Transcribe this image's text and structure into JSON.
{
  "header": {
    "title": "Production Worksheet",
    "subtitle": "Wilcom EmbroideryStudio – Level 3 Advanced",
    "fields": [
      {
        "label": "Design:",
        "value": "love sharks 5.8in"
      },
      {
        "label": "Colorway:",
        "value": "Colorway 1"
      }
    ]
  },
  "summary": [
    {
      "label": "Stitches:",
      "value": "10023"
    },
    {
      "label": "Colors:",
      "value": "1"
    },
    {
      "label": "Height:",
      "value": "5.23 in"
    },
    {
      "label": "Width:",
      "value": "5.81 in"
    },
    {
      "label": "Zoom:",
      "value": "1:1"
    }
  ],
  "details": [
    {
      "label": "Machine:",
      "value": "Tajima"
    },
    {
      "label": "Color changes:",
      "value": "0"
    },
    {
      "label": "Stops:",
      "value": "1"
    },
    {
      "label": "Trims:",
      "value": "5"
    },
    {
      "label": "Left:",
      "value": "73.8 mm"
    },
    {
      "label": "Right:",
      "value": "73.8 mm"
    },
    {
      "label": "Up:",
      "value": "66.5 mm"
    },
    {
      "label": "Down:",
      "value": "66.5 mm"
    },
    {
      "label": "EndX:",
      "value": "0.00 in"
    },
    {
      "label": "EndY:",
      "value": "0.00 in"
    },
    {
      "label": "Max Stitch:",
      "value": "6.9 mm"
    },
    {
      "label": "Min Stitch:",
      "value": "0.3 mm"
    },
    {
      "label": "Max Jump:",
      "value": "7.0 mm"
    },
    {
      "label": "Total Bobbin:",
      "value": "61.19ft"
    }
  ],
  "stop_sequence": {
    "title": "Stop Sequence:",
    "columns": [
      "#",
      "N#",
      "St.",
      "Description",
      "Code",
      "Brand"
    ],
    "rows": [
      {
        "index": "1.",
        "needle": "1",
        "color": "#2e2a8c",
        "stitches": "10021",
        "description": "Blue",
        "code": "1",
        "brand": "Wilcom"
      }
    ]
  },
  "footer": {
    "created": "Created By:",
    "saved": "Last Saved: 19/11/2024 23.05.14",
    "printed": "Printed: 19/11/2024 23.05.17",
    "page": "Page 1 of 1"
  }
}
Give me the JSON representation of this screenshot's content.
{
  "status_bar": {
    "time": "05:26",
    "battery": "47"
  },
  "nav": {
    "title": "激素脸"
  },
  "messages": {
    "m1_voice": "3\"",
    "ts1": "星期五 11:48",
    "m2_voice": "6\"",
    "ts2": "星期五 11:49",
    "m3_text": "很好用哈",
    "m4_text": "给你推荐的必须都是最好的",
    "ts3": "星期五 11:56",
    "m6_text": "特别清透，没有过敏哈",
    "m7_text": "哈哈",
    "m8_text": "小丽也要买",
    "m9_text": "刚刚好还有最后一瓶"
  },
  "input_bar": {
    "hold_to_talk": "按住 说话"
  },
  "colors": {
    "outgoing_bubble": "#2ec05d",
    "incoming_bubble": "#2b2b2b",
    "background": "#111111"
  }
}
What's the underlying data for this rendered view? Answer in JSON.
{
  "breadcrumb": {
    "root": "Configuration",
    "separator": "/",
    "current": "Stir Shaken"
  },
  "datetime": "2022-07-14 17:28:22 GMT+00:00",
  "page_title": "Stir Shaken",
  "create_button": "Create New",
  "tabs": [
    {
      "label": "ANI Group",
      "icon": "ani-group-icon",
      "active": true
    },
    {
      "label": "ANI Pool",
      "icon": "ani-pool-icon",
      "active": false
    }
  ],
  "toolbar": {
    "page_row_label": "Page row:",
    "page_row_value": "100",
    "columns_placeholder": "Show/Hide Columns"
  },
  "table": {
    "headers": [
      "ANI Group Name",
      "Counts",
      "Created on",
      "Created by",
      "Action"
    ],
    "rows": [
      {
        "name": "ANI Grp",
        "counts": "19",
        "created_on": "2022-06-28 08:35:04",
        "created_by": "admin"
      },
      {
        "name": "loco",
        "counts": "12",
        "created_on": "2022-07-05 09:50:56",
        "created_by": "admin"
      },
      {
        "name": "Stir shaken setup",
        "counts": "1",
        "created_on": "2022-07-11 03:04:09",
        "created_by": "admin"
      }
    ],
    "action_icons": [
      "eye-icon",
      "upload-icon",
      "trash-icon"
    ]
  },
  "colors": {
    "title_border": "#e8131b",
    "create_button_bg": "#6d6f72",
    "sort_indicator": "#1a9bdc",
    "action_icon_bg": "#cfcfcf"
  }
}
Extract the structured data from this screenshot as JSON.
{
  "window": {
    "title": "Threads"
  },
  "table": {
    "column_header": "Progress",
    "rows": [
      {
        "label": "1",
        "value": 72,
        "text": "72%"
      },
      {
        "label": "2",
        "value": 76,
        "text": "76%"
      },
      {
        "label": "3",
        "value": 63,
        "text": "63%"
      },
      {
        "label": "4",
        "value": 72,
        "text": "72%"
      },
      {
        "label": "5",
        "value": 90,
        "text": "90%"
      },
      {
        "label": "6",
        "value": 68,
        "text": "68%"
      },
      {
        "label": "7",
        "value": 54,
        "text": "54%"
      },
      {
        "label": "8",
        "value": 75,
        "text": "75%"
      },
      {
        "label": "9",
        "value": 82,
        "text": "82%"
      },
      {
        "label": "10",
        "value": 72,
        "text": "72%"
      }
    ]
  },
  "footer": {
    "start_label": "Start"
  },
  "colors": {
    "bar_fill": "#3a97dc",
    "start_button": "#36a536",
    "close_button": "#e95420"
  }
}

Your goal →
The records above must be repeated exactly, every one of them.

Reply to the task →
Transcribe this image's text and structure into JSON.
{
  "header": {
    "title": "Production Worksheet",
    "subtitle": "Wilcom EmbroideryStudio – Level 3 Advanced",
    "fields": [
      {
        "label": "Design:",
        "value": "love sharks 5.8in"
      },
      {
        "label": "Colorway:",
        "value": "Colorway 1"
      }
    ]
  },
  "summary": [
    {
      "label": "Stitches:",
      "value": "10023"
    },
    {
      "label": "Colors:",
      "value": "1"
    },
    {
      "label": "Height:",
      "value": "5.23 in"
    },
    {
      "label": "Width:",
      "value": "5.81 in"
    },
    {
      "label": "Zoom:",
      "value": "1:1"
    }
  ],
  "details": [
    {
      "label": "Machine:",
      "value": "Tajima"
    },
    {
      "label": "Color changes:",
      "value": "0"
    },
    {
      "label": "Stops:",
      "value": "1"
    },
    {
      "label": "Trims:",
      "value": "5"
    },
    {
      "label": "Left:",
      "value": "73.8 mm"
    },
    {
      "label": "Right:",
      "value": "73.8 mm"
    },
    {
      "label": "Up:",
      "value": "66.5 mm"
    },
    {
      "label": "Down:",
      "value": "66.5 mm"
    },
    {
      "label": "EndX:",
      "value": "0.00 in"
    },
    {
      "label": "EndY:",
      "value": "0.00 in"
    },
    {
      "label": "Max Stitch:",
      "value": "6.9 mm"
    },
    {
      "label": "Min Stitch:",
      "value": "0.3 mm"
    },
    {
      "label": "Max Jump:",
      "value": "7.0 mm"
    },
    {
      "label": "Total Bobbin:",
      "value": "61.19ft"
    }
  ],
  "stop_sequence": {
    "title": "Stop Sequence:",
    "columns": [
      "#",
      "N#",
      "St.",
      "Description",
      "Code",
      "Brand"
    ],
    "rows": [
      {
        "index": "1.",
        "needle": "1",
        "color": "#2e2a8c",
        "stitches": "10021",
        "description": "Blue",
        "code": "1",
        "brand": "Wilcom"
      }
    ]
  },
  "footer": {
    "created": "Created By:",
    "saved": "Last Saved: 19/11/2024 23.05.14",
    "printed": "Printed: 19/11/2024 23.05.17",
    "page": "Page 1 of 1"
  }
}
Give me the JSON representation of this screenshot's content.
{
  "status_bar": {
    "time": "05:26",
    "battery": "47"
  },
  "nav": {
    "title": "激素脸"
  },
  "messages": {
    "m1_voice": "3\"",
    "ts1": "星期五 11:48",
    "m2_voice": "6\"",
    "ts2": "星期五 11:49",
    "m3_text": "很好用哈",
    "m4_text": "给你推荐的必须都是最好的",
    "ts3": "星期五 11:56",
    "m6_text": "特别清透，没有过敏哈",
    "m7_text": "哈哈",
    "m8_text": "小丽也要买",
    "m9_text": "刚刚好还有最后一瓶"
  },
  "input_bar": {
    "hold_to_talk": "按住 说话"
  },
  "colors": {
    "outgoing_bubble": "#2ec05d",
    "incoming_bubble": "#2b2b2b",
    "background": "#111111"
  }
}
What's the underlying data for this rendered view? Answer in JSON.
{
  "breadcrumb": {
    "root": "Configuration",
    "separator": "/",
    "current": "Stir Shaken"
  },
  "datetime": "2022-07-14 17:28:22 GMT+00:00",
  "page_title": "Stir Shaken",
  "create_button": "Create New",
  "tabs": [
    {
      "label": "ANI Group",
      "icon": "ani-group-icon",
      "active": true
    },
    {
      "label": "ANI Pool",
      "icon": "ani-pool-icon",
      "active": false
    }
  ],
  "toolbar": {
    "page_row_label": "Page row:",
    "page_row_value": "100",
    "columns_placeholder": "Show/Hide Columns"
  },
  "table": {
    "headers": [
      "ANI Group Name",
      "Counts",
      "Created on",
      "Created by",
      "Action"
    ],
    "rows": [
      {
        "name": "ANI Grp",
        "counts": "19",
        "created_on": "2022-06-28 08:35:04",
        "created_by": "admin"
      },
      {
        "name": "loco",
        "counts": "12",
        "created_on": "2022-07-05 09:50:56",
        "created_by": "admin"
      },
      {
        "name": "Stir shaken setup",
        "counts": "1",
        "created_on": "2022-07-11 03:04:09",
        "created_by": "admin"
      }
    ],
    "action_icons": [
      "eye-icon",
      "upload-icon",
      "trash-icon"
    ]
  },
  "colors": {
    "title_border": "#e8131b",
    "create_button_bg": "#6d6f72",
    "sort_indicator": "#1a9bdc",
    "action_icon_bg": "#cfcfcf"
  }
}
Extract the structured data from this screenshot as JSON.
{
  "window": {
    "title": "Threads"
  },
  "table": {
    "column_header": "Progress",
    "rows": [
      {
        "label": "1",
        "value": 72,
        "text": "72%"
      },
      {
        "label": "2",
        "value": 76,
        "text": "76%"
      },
      {
        "label": "3",
        "value": 63,
        "text": "63%"
      },
      {
        "label": "4",
        "value": 72,
        "text": "72%"
      },
      {
        "label": "5",
        "value": 90,
        "text": "90%"
      },
      {
        "label": "6",
        "value": 68,
        "text": "68%"
      },
      {
        "label": "7",
        "value": 54,
        "text": "54%"
      },
      {
        "label": "8",
        "value": 75,
        "text": "75%"
      },
      {
        "label": "9",
        "value": 82,
        "text": "82%"
      },
      {
        "label": "10",
        "value": 72,
        "text": "72%"
      }
    ]
  },
  "footer": {
    "start_label": "Start"
  },
  "colors": {
    "bar_fill": "#3a97dc",
    "start_button": "#36a536",
    "close_button": "#e95420"
  }
}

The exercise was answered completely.